(Stored data)
==============================

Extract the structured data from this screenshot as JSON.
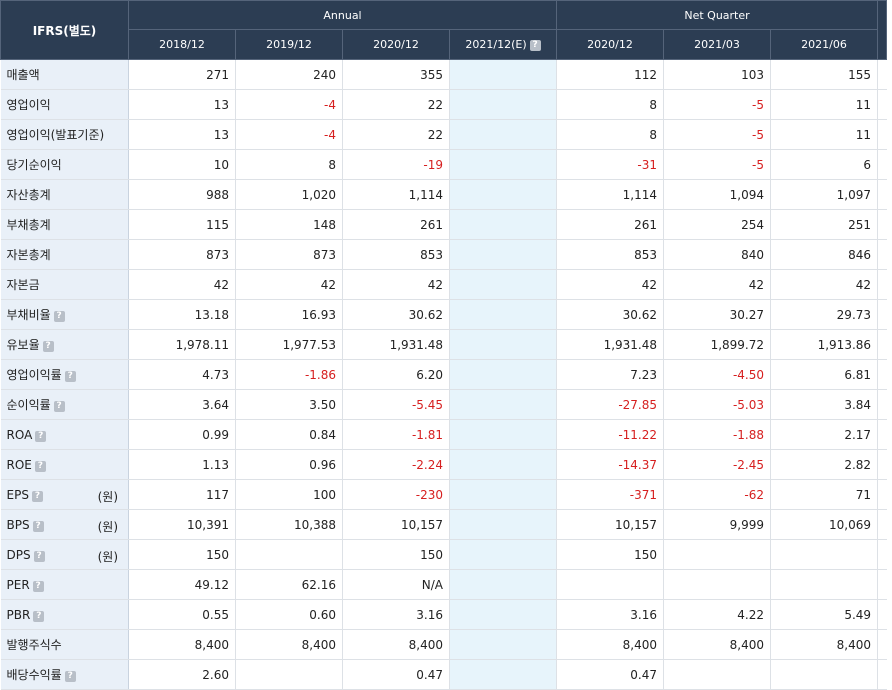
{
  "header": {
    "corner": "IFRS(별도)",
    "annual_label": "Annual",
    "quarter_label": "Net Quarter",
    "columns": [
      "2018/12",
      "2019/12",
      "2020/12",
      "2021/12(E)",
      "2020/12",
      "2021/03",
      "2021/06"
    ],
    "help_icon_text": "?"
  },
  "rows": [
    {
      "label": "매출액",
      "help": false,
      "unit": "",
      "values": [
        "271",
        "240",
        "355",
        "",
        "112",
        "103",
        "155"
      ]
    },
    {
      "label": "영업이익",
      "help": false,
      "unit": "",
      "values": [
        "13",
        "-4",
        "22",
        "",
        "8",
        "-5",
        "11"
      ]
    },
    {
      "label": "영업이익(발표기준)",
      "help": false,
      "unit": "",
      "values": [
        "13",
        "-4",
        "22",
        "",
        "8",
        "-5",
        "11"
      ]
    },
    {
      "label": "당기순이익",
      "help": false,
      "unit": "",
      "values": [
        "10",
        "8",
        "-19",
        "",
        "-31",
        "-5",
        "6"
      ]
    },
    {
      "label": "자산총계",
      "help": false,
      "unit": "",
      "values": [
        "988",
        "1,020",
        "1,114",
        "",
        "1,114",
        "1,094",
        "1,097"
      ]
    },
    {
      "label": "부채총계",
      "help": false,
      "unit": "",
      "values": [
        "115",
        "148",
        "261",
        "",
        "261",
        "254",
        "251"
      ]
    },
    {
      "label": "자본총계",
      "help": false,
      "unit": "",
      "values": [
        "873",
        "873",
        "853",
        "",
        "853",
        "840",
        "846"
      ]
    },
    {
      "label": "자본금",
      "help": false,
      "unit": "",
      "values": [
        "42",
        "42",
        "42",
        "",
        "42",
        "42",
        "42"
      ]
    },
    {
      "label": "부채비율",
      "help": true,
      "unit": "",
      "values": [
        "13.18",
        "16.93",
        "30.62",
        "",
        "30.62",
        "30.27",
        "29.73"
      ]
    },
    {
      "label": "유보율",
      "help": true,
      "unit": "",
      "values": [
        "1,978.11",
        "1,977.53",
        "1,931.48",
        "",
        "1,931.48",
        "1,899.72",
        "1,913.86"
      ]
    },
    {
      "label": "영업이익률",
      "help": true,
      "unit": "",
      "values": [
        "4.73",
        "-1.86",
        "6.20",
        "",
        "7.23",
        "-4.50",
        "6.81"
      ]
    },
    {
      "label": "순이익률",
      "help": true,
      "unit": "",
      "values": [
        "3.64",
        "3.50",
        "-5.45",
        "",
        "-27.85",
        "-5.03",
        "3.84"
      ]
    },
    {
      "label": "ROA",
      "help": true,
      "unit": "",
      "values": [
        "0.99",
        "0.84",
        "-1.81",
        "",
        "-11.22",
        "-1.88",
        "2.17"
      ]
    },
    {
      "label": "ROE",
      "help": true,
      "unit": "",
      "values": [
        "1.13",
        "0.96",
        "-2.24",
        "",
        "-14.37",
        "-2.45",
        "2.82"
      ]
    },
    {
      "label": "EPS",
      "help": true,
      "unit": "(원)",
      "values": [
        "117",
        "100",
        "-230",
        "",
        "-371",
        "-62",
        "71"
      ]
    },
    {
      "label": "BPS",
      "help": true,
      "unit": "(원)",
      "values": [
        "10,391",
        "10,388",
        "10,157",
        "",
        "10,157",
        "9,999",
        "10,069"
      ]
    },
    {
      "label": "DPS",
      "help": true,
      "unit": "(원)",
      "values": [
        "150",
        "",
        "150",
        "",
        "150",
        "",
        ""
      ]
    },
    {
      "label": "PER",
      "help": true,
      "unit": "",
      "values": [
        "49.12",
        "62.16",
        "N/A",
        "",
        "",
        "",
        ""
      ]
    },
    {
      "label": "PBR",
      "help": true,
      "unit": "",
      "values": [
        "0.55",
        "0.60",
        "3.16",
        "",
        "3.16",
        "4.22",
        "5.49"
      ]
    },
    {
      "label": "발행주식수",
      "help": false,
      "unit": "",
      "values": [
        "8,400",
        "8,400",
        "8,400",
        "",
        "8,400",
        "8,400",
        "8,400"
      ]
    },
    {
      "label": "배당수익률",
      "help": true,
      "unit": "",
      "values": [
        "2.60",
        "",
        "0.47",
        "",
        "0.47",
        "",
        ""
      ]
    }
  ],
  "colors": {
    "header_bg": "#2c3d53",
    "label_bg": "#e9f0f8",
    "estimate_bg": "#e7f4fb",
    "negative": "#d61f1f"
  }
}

==============================

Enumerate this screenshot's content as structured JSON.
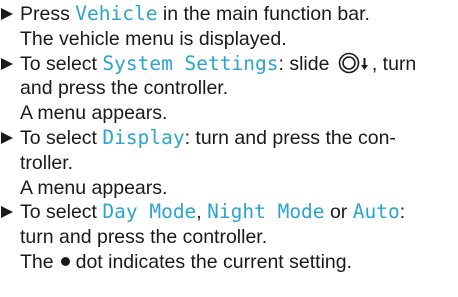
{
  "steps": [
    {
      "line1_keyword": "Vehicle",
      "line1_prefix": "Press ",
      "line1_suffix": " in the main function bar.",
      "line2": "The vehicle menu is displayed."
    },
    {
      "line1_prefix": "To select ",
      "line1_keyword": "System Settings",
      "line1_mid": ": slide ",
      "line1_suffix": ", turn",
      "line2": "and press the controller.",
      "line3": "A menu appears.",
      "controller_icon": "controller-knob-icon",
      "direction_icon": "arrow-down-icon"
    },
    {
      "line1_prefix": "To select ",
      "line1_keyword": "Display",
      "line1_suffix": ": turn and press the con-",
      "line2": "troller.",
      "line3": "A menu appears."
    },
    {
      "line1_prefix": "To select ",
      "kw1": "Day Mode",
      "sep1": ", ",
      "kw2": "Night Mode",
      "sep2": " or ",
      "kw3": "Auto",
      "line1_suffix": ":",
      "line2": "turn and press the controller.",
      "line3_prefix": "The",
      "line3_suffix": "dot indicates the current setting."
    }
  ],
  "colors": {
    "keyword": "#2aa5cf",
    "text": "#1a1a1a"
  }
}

==============================

■ REQUIREMENT ■
Copy out all lines from the material above that contain the string "structured".

■ RESPONSE TO THIS EXERCISE ■
Extract the structured data from this screenshot as JSON.
Enumerate this screenshot's content as structured JSON.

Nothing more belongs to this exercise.